Scan the listing below for the word "image" and state how many lines hold it. Write nothing but the number.

### Data rows

--------------------

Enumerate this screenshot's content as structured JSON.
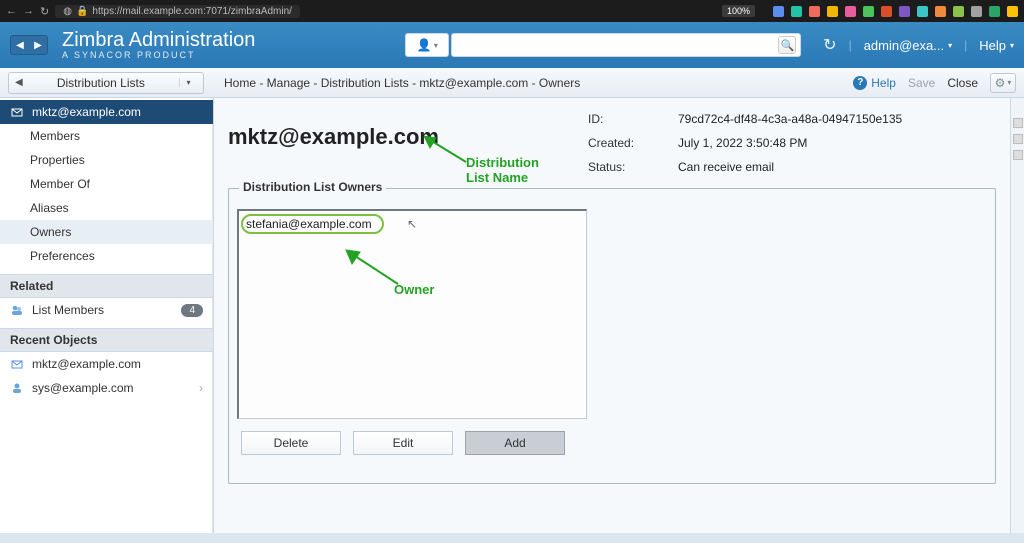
{
  "browser": {
    "url": "https://mail.example.com:7071/zimbraAdmin/",
    "zoom": "100%"
  },
  "header": {
    "brand_title": "Zimbra Administration",
    "brand_sub": "A SYNACOR PRODUCT",
    "search_placeholder": "",
    "user_label": "admin@exa...",
    "help_label": "Help"
  },
  "toolbar": {
    "sidebar_section": "Distribution Lists",
    "breadcrumb": "Home - Manage - Distribution Lists - mktz@example.com - Owners",
    "help": "Help",
    "save": "Save",
    "close": "Close"
  },
  "sidebar": {
    "top_item": "mktz@example.com",
    "nav": {
      "members": "Members",
      "properties": "Properties",
      "member_of": "Member Of",
      "aliases": "Aliases",
      "owners": "Owners",
      "preferences": "Preferences"
    },
    "related_header": "Related",
    "related": {
      "list_members": "List Members",
      "list_members_count": "4"
    },
    "recent_header": "Recent Objects",
    "recent": {
      "r1": "mktz@example.com",
      "r2": "sys@example.com"
    }
  },
  "main": {
    "dl_title": "mktz@example.com",
    "info": {
      "id_label": "ID:",
      "id_value": "79cd72c4-df48-4c3a-a48a-04947150e135",
      "created_label": "Created:",
      "created_value": "July 1, 2022 3:50:48 PM",
      "status_label": "Status:",
      "status_value": "Can receive email"
    },
    "owners_legend": "Distribution List Owners",
    "owners": {
      "row1": "stefania@example.com"
    },
    "buttons": {
      "delete": "Delete",
      "edit": "Edit",
      "add": "Add"
    }
  },
  "annotations": {
    "dl_name": "Distribution\nList Name",
    "owner": "Owner"
  }
}
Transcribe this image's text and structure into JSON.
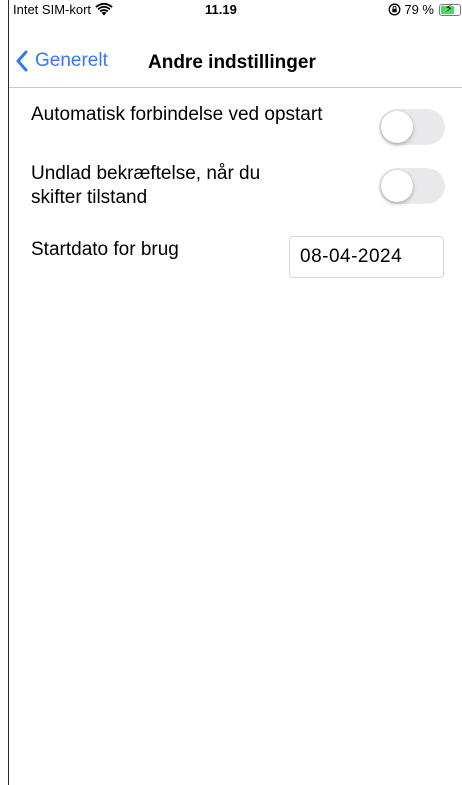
{
  "status_bar": {
    "carrier": "Intet SIM-kort",
    "time": "11.19",
    "battery_percent": "79 %",
    "battery_level": 0.79,
    "icons": [
      "wifi-icon",
      "orientation-lock-icon",
      "battery-charging-icon"
    ]
  },
  "nav": {
    "back_label": "Generelt",
    "title": "Andre indstillinger",
    "accent_color": "#3478f6"
  },
  "settings": {
    "auto_connect": {
      "label": "Automatisk forbindelse ved opstart",
      "enabled": false
    },
    "skip_confirmation": {
      "label_line1": "Undlad bekræftelse, når du",
      "label_line2": "skifter tilstand",
      "enabled": false
    },
    "start_date": {
      "label": "Startdato for brug",
      "value": "08-04-2024"
    }
  }
}
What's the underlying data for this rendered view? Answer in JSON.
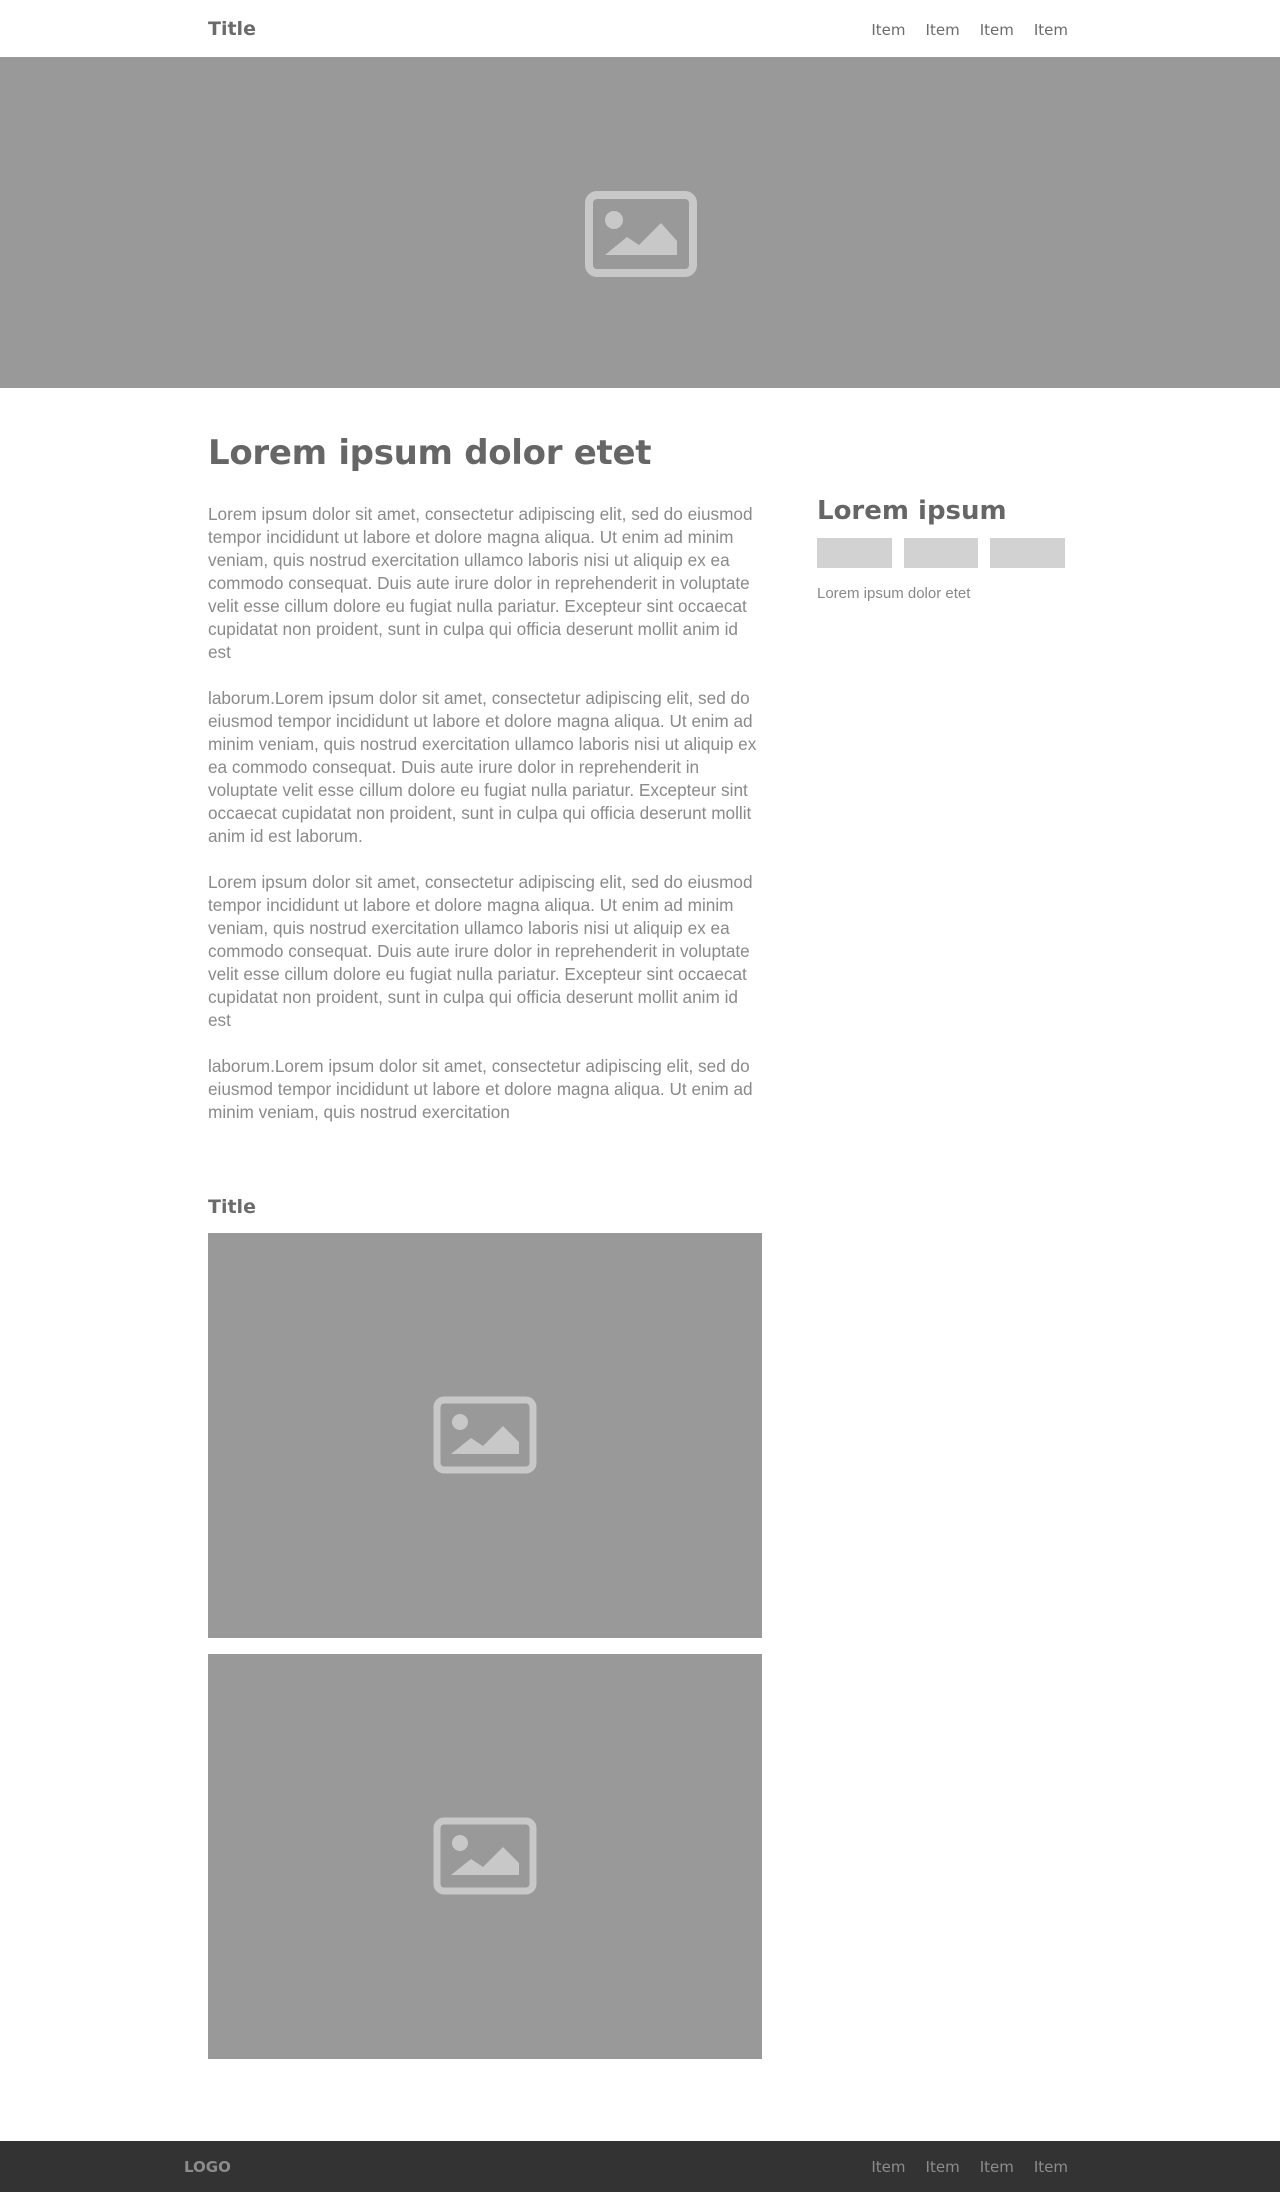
{
  "header": {
    "title": "Title",
    "nav": [
      "Item",
      "Item",
      "Item",
      "Item"
    ]
  },
  "hero": {
    "icon": "image-placeholder-icon"
  },
  "main": {
    "heading": "Lorem ipsum dolor etet",
    "paragraphs": [
      "Lorem ipsum dolor sit amet, consectetur adipiscing elit, sed do eiusmod tempor incididunt ut labore et dolore magna aliqua. Ut enim ad minim veniam, quis nostrud exercitation ullamco laboris nisi ut aliquip ex ea commodo consequat. Duis aute irure dolor in reprehenderit in voluptate velit esse cillum dolore eu fugiat nulla pariatur. Excepteur sint occaecat cupidatat non proident, sunt in culpa qui officia deserunt mollit anim id est",
      "laborum.Lorem ipsum dolor sit amet, consectetur adipiscing elit, sed do eiusmod tempor incididunt ut labore et dolore magna aliqua. Ut enim ad minim veniam, quis nostrud exercitation ullamco laboris nisi ut aliquip ex ea commodo consequat. Duis aute irure dolor in reprehenderit in voluptate velit esse cillum dolore eu fugiat nulla pariatur. Excepteur sint occaecat cupidatat non proident, sunt in culpa qui officia deserunt mollit anim id est laborum.",
      "Lorem ipsum dolor sit amet, consectetur adipiscing elit, sed do eiusmod tempor incididunt ut labore et dolore magna aliqua. Ut enim ad minim veniam, quis nostrud exercitation ullamco laboris nisi ut aliquip ex ea commodo consequat. Duis aute irure dolor in reprehenderit in voluptate velit esse cillum dolore eu fugiat nulla pariatur. Excepteur sint occaecat cupidatat non proident, sunt in culpa qui officia deserunt mollit anim id est",
      "laborum.Lorem ipsum dolor sit amet, consectetur adipiscing elit, sed do eiusmod tempor incididunt ut labore et dolore magna aliqua. Ut enim ad minim veniam, quis nostrud exercitation"
    ],
    "gallery_title": "Title"
  },
  "sidebar": {
    "heading": "Lorem ipsum",
    "caption": "Lorem ipsum dolor etet"
  },
  "footer": {
    "logo": "LOGO",
    "nav": [
      "Item",
      "Item",
      "Item",
      "Item"
    ]
  },
  "colors": {
    "placeholder": "#999999",
    "placeholder_icon": "#c8c8c8",
    "tag": "#d2d2d2",
    "footer_bg": "#333333"
  }
}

--------------------

### Exercise output
2